### EXERCISE DESCRIPTION
Restate every line of the material, word for word.

*****

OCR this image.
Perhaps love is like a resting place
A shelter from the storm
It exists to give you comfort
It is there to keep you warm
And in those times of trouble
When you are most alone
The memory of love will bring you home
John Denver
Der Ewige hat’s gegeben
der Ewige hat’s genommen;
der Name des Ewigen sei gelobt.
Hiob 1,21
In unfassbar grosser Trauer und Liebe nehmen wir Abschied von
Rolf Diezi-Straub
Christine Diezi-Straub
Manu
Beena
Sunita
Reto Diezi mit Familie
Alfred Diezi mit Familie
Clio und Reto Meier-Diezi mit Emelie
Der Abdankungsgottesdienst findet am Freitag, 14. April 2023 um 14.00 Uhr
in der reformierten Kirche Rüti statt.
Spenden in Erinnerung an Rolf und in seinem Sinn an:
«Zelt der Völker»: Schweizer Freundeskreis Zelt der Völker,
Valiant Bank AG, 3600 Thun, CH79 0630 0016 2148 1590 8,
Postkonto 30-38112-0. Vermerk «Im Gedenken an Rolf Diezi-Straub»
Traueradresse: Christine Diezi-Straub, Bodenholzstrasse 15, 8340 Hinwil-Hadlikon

*****

### RESULT BELOW
OCR this image.
Perhaps love is like a resting place
A shelter from the storm
It exists to give you comfort
It is there to keep you warm
And in those times of trouble
When you are most alone
The memory of love will bring you home
John Denver
Der Ewige hat’s gegeben
der Ewige hat’s genommen;
der Name des Ewigen sei gelobt.
Hiob 1,21
In unfassbar grosser Trauer und Liebe nehmen wir Abschied von
Rolf Diezi-Straub
Christine Diezi-Straub
Manu
Beena
Sunita
Reto Diezi mit Familie
Alfred Diezi mit Familie
Clio und Reto Meier-Diezi mit Emelie
Der Abdankungsgottesdienst findet am Freitag, 14. April 2023 um 14.00 Uhr
in der reformierten Kirche Rüti statt.
Spenden in Erinnerung an Rolf und in seinem Sinn an:
«Zelt der Völker»: Schweizer Freundeskreis Zelt der Völker,
Valiant Bank AG, 3600 Thun, CH79 0630 0016 2148 1590 8,
Postkonto 30-38112-0. Vermerk «Im Gedenken an Rolf Diezi-Straub»
Traueradresse: Christine Diezi-Straub, Bodenholzstrasse 15, 8340 Hinwil-Hadlikon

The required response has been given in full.